**Task instructions**
Locate each line holding the string "адмиралтейской" and copy it.

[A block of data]
'''

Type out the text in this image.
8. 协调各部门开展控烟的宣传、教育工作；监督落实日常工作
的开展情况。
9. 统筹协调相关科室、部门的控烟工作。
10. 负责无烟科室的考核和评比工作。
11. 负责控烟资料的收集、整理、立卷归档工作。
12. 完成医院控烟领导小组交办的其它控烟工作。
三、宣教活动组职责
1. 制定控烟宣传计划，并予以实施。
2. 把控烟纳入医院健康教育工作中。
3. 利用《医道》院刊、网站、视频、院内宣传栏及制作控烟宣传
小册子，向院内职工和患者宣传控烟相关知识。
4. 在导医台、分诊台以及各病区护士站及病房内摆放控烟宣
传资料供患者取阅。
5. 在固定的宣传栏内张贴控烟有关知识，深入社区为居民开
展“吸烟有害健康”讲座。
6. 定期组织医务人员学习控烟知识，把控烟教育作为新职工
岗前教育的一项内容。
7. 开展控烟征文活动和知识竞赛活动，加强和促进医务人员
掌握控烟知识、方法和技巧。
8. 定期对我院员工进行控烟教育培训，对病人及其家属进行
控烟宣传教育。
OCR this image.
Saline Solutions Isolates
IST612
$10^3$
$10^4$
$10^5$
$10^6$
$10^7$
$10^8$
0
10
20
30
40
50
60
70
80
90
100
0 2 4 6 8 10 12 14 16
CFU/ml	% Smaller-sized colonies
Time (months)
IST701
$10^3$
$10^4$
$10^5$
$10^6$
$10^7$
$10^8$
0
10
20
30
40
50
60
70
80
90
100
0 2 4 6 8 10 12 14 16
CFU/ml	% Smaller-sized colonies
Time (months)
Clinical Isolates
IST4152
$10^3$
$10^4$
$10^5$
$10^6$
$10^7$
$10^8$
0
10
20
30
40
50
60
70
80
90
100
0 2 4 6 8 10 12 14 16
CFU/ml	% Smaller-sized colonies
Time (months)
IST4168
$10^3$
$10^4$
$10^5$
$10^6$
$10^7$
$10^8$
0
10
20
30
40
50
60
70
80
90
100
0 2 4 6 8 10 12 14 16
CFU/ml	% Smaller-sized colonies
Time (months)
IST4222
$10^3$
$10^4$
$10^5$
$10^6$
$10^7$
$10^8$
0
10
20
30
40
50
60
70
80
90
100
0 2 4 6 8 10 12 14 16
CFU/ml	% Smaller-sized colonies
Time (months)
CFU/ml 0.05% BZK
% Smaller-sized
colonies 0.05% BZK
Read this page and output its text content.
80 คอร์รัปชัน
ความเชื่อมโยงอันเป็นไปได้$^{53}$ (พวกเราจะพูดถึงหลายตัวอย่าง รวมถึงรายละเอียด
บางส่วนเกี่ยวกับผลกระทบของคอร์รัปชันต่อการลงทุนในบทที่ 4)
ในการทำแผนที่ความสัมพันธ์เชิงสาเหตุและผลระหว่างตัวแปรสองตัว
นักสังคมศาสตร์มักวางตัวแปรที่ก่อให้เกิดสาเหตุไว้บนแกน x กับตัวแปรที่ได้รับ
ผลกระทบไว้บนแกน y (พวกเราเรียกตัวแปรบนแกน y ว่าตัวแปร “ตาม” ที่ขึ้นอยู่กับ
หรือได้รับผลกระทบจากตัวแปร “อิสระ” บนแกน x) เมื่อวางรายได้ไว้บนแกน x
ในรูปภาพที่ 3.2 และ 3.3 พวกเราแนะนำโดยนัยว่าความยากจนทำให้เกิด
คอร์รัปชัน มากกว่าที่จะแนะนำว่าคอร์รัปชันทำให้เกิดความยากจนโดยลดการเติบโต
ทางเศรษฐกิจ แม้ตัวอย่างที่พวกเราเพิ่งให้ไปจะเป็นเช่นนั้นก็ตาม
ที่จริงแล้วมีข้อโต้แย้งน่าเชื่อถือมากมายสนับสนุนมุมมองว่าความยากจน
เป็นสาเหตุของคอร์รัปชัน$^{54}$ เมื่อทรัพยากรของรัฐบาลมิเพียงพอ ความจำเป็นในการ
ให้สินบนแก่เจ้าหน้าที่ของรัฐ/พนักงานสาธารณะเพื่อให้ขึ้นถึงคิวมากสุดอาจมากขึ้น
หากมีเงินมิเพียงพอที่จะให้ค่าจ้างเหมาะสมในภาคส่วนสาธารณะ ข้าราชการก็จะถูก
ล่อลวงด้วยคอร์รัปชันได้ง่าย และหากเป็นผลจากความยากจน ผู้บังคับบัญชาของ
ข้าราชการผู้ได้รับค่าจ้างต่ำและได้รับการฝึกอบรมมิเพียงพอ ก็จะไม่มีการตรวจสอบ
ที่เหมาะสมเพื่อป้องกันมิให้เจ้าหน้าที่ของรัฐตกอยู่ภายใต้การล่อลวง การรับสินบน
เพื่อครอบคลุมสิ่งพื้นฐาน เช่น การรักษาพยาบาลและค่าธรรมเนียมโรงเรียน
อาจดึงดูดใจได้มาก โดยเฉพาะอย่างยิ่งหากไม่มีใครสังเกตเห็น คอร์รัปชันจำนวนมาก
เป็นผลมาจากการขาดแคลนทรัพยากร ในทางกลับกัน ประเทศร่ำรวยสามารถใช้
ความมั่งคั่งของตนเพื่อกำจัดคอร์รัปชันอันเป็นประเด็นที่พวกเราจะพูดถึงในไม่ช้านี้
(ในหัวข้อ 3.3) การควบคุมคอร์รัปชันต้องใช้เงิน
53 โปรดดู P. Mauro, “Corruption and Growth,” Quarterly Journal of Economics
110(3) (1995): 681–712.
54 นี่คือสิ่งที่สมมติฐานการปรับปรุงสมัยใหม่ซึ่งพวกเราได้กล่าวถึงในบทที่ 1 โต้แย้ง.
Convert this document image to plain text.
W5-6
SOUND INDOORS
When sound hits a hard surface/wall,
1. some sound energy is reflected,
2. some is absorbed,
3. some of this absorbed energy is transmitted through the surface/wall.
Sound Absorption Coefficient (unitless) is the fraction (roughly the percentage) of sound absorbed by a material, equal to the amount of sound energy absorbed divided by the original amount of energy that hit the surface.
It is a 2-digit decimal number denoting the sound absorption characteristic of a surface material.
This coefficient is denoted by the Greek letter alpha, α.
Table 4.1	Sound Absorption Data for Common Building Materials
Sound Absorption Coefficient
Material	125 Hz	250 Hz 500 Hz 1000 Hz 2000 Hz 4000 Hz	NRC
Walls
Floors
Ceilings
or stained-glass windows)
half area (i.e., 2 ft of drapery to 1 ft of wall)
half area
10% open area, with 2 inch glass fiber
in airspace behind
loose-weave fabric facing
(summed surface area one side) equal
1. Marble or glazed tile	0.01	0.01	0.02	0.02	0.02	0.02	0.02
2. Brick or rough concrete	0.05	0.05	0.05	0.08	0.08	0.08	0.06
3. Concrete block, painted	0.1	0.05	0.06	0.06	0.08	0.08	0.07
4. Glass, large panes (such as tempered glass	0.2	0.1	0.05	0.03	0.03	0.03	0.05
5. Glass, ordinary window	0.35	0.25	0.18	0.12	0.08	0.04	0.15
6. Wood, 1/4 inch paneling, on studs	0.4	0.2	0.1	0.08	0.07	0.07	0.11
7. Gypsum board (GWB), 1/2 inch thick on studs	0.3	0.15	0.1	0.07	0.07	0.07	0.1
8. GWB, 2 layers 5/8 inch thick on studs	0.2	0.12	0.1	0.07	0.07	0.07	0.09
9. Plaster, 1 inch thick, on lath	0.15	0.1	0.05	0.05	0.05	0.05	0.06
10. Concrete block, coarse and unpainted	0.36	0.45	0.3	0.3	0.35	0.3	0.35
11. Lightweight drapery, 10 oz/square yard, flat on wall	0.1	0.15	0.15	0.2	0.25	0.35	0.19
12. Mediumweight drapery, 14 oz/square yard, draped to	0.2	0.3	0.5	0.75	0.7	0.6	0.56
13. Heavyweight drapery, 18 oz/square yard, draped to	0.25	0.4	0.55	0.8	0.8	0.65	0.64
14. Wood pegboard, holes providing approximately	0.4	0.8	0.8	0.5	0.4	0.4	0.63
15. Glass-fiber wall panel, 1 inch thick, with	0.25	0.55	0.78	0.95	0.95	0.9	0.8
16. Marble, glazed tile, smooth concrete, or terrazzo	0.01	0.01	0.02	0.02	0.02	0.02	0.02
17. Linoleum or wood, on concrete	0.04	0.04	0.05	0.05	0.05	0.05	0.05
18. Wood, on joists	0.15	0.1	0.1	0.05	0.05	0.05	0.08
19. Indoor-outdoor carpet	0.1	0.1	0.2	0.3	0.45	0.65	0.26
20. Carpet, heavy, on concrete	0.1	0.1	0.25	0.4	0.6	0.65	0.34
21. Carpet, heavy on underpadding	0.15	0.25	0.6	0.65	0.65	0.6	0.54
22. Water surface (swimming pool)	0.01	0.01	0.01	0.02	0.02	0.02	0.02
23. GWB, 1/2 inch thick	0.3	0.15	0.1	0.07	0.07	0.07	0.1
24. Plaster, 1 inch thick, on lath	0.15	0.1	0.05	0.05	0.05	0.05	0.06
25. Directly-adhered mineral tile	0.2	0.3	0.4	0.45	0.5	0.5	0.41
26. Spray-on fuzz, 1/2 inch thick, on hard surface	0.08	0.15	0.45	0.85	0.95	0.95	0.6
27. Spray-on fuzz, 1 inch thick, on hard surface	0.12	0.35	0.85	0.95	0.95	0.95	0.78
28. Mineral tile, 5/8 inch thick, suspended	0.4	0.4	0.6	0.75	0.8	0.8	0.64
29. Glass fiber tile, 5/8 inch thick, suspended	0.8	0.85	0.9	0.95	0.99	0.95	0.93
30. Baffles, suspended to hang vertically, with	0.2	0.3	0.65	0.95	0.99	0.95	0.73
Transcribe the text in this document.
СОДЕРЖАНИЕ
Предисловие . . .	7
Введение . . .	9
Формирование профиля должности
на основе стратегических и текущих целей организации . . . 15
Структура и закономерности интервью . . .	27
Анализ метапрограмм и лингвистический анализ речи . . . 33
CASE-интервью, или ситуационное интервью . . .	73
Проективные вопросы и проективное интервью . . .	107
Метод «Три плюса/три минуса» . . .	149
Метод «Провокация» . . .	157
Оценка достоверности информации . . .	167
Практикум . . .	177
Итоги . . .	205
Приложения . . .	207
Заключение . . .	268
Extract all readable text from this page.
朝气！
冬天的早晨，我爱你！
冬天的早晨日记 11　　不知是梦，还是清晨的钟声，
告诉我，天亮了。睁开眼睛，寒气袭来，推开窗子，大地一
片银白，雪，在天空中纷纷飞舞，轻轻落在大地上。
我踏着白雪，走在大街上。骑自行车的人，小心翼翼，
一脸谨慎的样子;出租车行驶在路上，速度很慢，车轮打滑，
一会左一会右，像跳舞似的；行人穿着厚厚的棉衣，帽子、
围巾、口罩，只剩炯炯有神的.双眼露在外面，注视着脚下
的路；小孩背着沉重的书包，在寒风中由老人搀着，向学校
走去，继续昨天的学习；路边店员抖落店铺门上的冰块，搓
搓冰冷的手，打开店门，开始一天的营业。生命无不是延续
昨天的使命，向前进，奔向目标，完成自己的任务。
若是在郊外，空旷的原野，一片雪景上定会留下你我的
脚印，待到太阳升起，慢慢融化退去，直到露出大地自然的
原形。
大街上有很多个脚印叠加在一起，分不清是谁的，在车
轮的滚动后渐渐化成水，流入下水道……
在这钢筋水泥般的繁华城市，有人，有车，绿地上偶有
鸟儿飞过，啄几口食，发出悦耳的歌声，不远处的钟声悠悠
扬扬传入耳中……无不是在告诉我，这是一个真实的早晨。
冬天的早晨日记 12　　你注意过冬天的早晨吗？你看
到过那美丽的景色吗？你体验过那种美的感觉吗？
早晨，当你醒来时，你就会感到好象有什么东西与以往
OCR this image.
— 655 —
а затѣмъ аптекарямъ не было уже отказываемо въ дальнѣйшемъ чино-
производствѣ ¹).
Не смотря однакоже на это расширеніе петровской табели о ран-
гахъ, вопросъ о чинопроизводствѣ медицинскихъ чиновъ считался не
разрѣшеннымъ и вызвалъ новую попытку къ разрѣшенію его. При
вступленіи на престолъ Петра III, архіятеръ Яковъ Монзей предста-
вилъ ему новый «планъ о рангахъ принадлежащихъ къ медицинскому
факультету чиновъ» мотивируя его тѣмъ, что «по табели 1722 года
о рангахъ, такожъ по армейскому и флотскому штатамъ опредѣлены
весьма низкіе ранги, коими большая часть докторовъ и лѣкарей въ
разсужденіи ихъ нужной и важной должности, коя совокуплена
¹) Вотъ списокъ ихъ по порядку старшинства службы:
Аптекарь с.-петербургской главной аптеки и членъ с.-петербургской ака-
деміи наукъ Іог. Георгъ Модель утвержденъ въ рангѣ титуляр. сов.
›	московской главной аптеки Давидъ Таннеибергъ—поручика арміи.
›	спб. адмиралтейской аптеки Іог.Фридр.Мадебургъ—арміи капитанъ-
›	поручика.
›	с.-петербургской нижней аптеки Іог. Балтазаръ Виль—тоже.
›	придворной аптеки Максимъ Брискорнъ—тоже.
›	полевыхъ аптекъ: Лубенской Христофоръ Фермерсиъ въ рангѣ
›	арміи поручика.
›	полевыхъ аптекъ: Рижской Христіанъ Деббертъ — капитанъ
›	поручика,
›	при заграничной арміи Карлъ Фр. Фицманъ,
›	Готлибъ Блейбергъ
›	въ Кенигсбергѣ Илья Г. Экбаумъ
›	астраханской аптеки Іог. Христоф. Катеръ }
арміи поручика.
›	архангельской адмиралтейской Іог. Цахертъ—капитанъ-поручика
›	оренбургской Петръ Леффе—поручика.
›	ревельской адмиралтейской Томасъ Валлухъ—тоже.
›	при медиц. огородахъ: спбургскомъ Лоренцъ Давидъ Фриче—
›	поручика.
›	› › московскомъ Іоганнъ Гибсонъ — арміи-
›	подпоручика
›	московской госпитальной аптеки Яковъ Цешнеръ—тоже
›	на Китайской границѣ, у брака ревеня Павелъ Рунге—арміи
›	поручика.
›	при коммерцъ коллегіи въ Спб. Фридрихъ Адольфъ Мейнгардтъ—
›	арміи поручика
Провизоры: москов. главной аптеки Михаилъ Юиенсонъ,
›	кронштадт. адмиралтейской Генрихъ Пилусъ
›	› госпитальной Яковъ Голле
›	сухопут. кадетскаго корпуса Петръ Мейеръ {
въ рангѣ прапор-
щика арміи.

'''

**Answer below**
›	спб. адмиралтейской аптеки Іог.Фридр.Мадебургъ—арміи капитанъ-
›	архангельской адмиралтейской Іог. Цахертъ—капитанъ-поручика
›	ревельской адмиралтейской Томасъ Валлухъ—тоже.
›	кронштадт. адмиралтейской Генрихъ Пилусъ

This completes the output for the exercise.